WHAT IS EXPECTED:
Give every line from the entries that contains "Willelmi".
-- START OF RECORDS FOR THE EXERCISE --
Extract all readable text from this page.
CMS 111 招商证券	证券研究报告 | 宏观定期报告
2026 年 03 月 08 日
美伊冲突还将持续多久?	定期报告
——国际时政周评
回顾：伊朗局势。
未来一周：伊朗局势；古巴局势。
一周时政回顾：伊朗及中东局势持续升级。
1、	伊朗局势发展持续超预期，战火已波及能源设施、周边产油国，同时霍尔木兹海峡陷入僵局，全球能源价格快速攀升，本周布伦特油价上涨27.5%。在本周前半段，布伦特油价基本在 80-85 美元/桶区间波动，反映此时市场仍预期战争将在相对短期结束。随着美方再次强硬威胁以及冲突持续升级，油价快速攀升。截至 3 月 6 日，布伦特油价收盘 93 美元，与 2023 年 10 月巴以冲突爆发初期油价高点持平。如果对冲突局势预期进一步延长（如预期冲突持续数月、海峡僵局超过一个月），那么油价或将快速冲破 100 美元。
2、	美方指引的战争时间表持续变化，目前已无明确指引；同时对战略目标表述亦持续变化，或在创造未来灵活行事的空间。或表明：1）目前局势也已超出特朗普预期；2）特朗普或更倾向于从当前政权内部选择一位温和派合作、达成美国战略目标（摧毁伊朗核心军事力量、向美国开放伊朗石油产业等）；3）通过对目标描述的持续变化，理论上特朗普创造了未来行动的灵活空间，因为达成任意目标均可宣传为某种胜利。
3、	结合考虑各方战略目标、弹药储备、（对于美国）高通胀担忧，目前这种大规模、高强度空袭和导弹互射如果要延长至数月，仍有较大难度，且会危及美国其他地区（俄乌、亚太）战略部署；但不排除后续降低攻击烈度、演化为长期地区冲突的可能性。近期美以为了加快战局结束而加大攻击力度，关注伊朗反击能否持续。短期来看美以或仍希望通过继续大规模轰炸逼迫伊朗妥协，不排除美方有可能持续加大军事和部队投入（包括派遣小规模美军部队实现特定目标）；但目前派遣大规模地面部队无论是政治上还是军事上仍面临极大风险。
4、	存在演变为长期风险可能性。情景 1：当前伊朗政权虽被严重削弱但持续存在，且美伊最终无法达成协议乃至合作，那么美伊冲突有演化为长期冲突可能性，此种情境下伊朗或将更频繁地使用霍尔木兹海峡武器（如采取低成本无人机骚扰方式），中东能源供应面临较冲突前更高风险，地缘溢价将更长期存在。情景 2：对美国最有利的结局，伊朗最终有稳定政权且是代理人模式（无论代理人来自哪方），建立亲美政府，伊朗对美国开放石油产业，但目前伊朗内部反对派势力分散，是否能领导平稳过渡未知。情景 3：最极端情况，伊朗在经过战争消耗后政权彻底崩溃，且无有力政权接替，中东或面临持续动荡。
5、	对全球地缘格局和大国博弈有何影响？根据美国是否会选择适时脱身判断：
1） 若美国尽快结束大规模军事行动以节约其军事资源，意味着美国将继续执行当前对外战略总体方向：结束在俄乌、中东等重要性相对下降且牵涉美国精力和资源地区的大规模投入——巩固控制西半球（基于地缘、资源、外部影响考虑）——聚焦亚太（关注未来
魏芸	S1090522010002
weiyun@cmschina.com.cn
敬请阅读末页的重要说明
-- END OF RECORDS FOR THE EXERCISE --
-- START OF RECORDS FOR THE EXERCISE --
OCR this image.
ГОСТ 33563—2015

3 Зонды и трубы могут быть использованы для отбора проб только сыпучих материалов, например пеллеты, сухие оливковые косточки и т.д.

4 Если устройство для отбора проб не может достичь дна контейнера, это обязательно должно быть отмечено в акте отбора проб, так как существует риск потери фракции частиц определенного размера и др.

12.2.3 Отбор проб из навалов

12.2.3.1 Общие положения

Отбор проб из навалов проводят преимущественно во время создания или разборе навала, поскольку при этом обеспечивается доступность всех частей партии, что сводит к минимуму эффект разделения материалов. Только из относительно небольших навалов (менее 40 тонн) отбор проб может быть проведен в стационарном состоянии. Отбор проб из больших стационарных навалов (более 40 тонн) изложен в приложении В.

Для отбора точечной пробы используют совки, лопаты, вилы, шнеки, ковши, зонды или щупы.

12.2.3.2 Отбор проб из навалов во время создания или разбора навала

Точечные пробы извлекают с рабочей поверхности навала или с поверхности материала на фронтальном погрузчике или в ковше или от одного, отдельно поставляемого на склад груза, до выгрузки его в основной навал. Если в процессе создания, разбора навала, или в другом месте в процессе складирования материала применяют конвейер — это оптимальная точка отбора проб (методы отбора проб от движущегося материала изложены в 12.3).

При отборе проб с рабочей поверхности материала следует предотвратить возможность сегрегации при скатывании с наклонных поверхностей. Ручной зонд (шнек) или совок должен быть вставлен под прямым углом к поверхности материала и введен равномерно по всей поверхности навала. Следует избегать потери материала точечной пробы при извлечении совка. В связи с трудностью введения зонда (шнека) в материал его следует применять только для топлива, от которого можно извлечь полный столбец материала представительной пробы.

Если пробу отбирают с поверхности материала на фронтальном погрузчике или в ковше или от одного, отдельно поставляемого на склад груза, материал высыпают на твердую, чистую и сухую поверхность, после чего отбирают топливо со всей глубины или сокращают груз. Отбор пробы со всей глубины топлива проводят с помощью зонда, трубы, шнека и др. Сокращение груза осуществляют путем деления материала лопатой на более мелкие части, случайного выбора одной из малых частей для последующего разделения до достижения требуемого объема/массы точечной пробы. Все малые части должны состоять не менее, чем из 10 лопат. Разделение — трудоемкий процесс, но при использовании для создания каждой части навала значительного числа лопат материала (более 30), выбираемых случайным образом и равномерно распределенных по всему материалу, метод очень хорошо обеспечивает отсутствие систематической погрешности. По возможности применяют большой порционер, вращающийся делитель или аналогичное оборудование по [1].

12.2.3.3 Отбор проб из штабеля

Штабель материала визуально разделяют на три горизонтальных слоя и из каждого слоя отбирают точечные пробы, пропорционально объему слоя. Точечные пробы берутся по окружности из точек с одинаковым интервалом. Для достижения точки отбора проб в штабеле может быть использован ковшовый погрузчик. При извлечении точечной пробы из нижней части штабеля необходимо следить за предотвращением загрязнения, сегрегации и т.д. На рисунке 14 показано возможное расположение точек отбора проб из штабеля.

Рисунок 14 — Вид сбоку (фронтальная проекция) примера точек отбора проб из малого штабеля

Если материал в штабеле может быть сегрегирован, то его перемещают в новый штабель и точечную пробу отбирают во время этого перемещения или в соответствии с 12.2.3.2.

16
-- END OF RECORDS FOR THE EXERCISE --
-- START OF RECORDS FOR THE EXERCISE --
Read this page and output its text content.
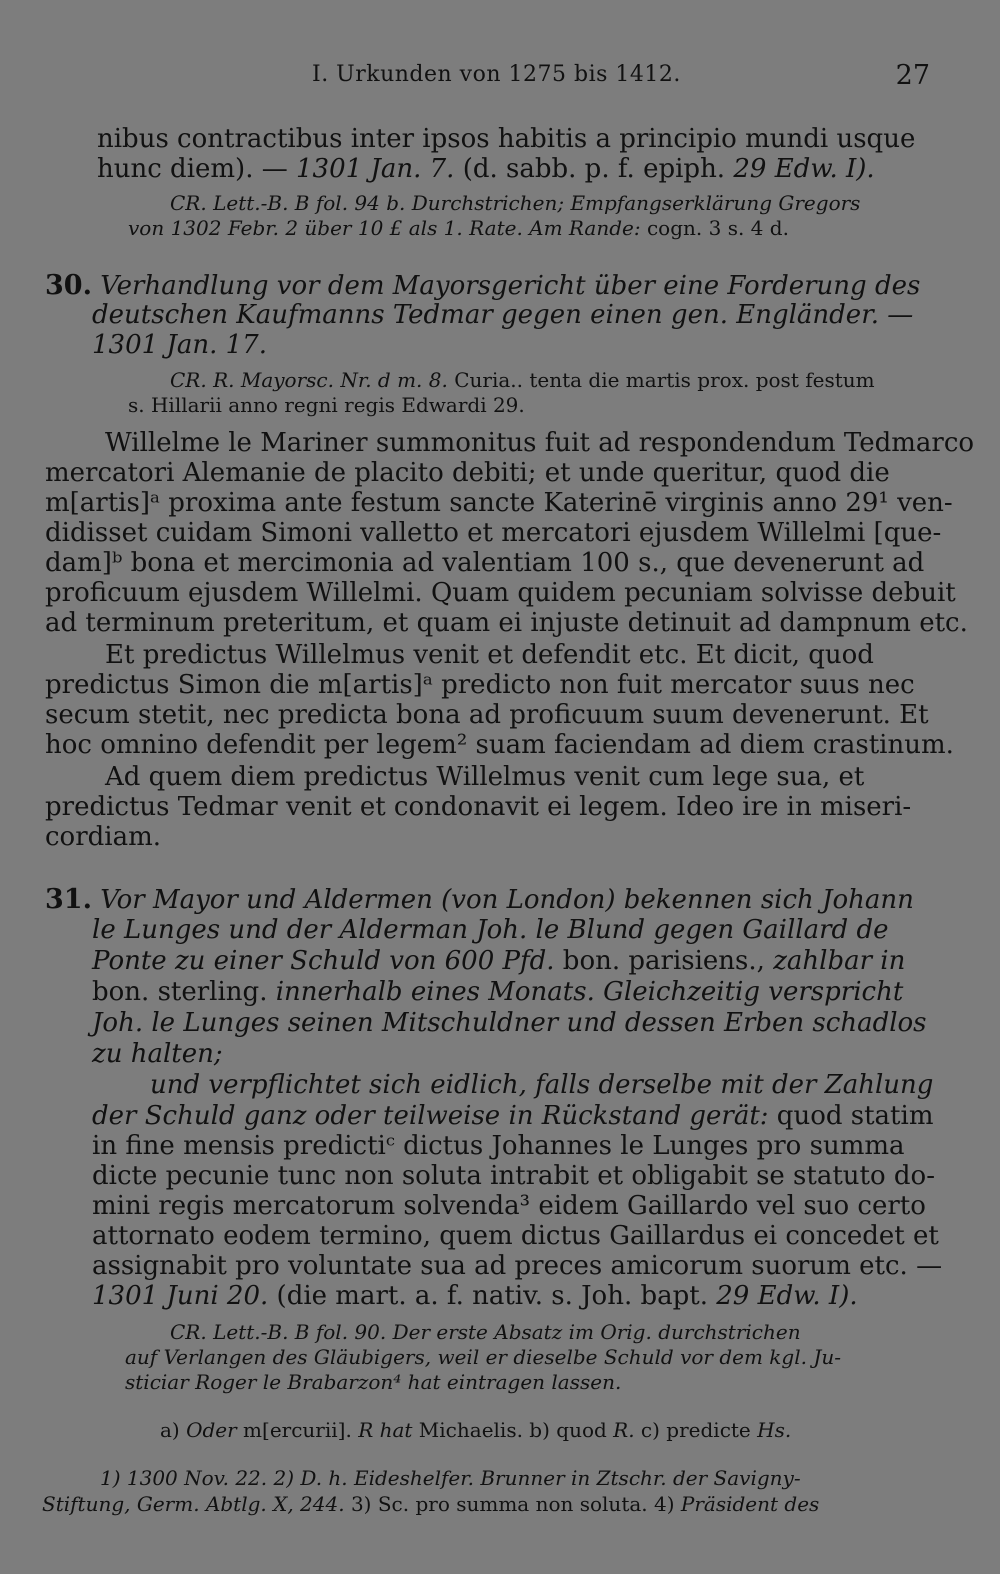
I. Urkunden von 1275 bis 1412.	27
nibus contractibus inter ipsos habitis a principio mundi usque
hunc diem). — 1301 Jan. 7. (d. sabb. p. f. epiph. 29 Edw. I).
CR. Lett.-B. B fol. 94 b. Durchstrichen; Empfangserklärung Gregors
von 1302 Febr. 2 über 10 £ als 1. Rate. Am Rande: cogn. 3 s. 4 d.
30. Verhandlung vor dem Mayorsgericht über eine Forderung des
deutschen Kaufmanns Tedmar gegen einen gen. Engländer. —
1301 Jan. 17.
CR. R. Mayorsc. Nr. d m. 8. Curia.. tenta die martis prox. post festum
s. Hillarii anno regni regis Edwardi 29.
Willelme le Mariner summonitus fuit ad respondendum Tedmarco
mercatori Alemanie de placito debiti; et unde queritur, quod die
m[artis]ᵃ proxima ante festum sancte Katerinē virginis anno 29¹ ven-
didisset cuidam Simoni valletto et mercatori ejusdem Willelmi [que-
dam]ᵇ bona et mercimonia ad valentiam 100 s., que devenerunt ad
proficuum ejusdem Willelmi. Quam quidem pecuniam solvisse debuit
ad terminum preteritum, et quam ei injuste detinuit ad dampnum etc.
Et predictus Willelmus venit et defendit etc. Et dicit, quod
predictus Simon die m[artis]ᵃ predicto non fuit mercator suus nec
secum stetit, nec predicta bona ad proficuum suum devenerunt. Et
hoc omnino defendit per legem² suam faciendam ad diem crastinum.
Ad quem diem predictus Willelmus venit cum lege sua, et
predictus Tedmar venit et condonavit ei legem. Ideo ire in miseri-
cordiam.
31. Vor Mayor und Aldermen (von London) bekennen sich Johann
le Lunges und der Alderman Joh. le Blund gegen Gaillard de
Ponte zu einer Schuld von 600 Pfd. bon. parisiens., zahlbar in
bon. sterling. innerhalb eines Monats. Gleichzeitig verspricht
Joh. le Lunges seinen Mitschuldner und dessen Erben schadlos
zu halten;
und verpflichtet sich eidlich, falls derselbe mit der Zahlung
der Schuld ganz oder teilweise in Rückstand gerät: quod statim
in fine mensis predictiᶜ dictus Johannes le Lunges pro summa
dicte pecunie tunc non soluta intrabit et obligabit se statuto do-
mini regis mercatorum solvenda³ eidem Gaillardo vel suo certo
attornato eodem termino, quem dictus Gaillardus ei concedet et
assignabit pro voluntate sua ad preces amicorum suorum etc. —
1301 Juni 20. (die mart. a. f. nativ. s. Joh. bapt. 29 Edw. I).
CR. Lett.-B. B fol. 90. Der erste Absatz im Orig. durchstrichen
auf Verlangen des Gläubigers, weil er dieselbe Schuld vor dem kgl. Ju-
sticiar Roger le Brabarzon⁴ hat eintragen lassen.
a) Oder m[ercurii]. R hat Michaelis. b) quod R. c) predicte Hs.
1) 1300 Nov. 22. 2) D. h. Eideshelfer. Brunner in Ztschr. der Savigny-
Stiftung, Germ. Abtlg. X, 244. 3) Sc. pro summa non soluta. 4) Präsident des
-- END OF RECORDS FOR THE EXERCISE --
RESULT:
didisset cuidam Simoni valletto et mercatori ejusdem Willelmi [que-
proficuum ejusdem Willelmi. Quam quidem pecuniam solvisse debuit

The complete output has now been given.